— start The records —

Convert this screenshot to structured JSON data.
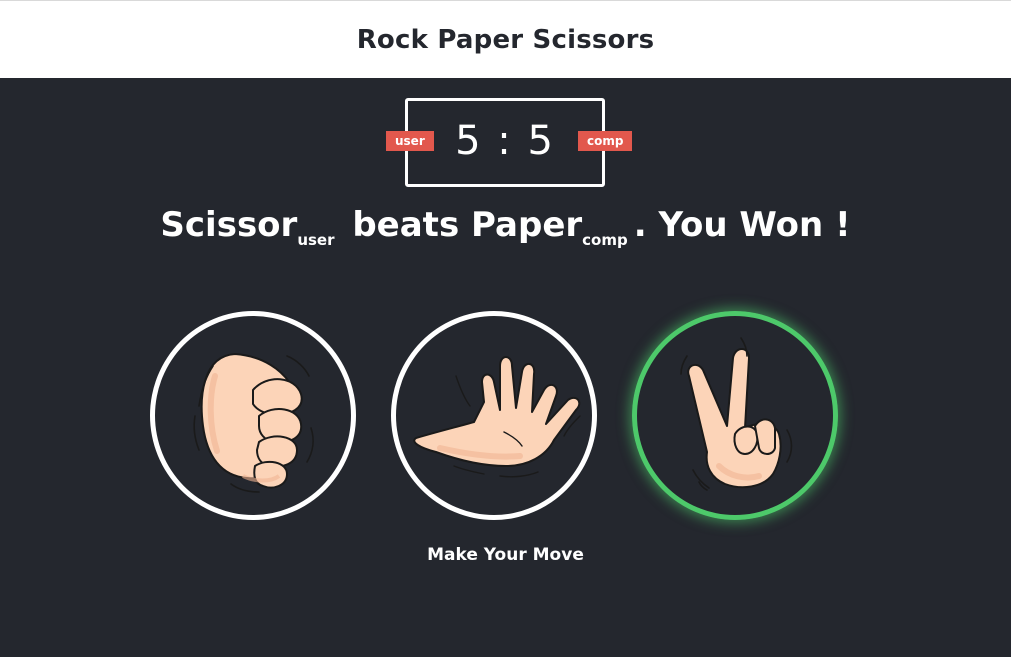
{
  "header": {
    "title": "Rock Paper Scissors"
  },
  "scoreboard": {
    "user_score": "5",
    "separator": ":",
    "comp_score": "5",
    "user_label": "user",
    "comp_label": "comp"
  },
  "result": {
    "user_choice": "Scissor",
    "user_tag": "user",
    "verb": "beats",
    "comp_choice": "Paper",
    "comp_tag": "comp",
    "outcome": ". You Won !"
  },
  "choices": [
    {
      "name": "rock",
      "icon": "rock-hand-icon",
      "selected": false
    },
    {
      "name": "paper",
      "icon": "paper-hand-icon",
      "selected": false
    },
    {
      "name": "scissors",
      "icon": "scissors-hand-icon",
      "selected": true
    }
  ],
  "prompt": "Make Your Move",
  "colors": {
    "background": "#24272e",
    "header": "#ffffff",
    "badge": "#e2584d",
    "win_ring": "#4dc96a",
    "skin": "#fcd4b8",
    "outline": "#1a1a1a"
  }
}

— end The records —

*What you will do:*
Repeat the lines above exactly, and keep every picture out.

*Expected answer:*
Convert this screenshot to structured JSON data.
{
  "header": {
    "title": "Rock Paper Scissors"
  },
  "scoreboard": {
    "user_score": "5",
    "separator": ":",
    "comp_score": "5",
    "user_label": "user",
    "comp_label": "comp"
  },
  "result": {
    "user_choice": "Scissor",
    "user_tag": "user",
    "verb": "beats",
    "comp_choice": "Paper",
    "comp_tag": "comp",
    "outcome": ". You Won !"
  },
  "choices": [
    {
      "name": "rock",
      "icon": "rock-hand-icon",
      "selected": false
    },
    {
      "name": "paper",
      "icon": "paper-hand-icon",
      "selected": false
    },
    {
      "name": "scissors",
      "icon": "scissors-hand-icon",
      "selected": true
    }
  ],
  "prompt": "Make Your Move",
  "colors": {
    "background": "#24272e",
    "header": "#ffffff",
    "badge": "#e2584d",
    "win_ring": "#4dc96a",
    "skin": "#fcd4b8",
    "outline": "#1a1a1a"
  }
}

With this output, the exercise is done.